● **Document excerpt**:
The only way to rid politics of its foundational evil is to open it to the non-human. In this alone is there hope for a political economy which is truly different from the present, and only in such difference is there the possibility of hope. The post-Cartesian community, stepping beyond both identity and the rule of private property which it derives from and supports, is the basis for a post-Kantian cosmopolis, one where the destiny of growth is not pre-destined, because the cosmopolis is not exclusive to any one species, any more than it s to any one identity, even that of the universal law, universal knowledge, or a universal God. A cosmopolis of differences that make a difference, and in difference creating the possibility that there may be some later state of affairs. In the first instance, the challenge for internet political economy is to reveal and release the natural and technical (ancestral) participants excluded from both wealth and citizenship. Only in such radical steps will the possibility of a human future be made possible, and a goal beyond the tyranny of instrumental reason and cash. We might begin with the only tribe who have a passion equal to Knorr Cetina's traders, the hackers celebrated by Parikka (2007) and Mackenzie (2006). We have yet to discover the passion that will make the green world integral to the problem of a new political economy of the internet.

● **Given instruction**: Reproduce the passage above on the political economy of the internet in full, word for word.

● **Data excerpts**:
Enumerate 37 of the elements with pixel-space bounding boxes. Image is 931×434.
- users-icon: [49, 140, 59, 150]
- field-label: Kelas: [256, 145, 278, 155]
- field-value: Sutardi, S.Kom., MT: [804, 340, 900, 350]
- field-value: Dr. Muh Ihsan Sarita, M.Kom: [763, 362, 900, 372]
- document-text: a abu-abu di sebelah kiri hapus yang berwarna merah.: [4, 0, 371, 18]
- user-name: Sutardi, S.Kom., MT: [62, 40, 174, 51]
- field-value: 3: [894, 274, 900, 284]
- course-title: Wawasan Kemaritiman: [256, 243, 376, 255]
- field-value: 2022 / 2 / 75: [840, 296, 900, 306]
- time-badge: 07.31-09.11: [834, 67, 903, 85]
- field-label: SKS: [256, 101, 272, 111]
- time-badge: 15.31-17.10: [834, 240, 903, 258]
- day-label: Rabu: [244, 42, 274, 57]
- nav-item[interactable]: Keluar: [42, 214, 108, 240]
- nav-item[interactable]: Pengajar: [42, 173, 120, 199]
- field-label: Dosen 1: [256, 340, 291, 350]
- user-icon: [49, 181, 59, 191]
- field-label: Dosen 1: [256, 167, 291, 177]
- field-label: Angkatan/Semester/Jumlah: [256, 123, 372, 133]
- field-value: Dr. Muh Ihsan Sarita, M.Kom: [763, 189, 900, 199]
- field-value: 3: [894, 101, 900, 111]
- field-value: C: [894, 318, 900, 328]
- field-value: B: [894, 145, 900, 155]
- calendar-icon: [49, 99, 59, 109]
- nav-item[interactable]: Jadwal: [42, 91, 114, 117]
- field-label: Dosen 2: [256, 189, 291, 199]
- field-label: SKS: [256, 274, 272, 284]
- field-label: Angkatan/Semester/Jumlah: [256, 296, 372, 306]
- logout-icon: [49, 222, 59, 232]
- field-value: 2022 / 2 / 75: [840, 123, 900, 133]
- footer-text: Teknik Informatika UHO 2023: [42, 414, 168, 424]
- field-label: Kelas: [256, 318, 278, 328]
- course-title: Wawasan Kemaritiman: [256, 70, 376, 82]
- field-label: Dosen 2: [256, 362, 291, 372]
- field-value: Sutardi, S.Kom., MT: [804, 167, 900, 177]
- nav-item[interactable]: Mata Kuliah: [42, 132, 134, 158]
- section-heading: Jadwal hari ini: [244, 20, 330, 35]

● **Complete response**:
The only way to rid politics of its foundational evil is to open it to the non-human. In this alone is there hope for a political economy which is truly different from the present, and only in such difference is there the possibility of hope. The post-Cartesian community, stepping beyond both identity and the rule of private property which it derives from and supports, is the basis for a post-Kantian cosmopolis, one where the destiny of growth is not pre-destined, because the cosmopolis is not exclusive to any one species, any more than it s to any one identity, even that of the universal law, universal knowledge, or a universal God. A cosmopolis of differences that make a difference, and in difference creating the possibility that there may be some later state of affairs. In the first instance, the challenge for internet political economy is to reveal and release the natural and technical (ancestral) participants excluded from both wealth and citizenship. Only in such radical steps will the possibility of a human future be made possible, and a goal beyond the tyranny of instrumental reason and cash. We might begin with the only tribe who have a passion equal to Knorr Cetina's traders, the hackers celebrated by Parikka (2007) and Mackenzie (2006). We have yet to discover the passion that will make the green world integral to the problem of a new political economy of the internet.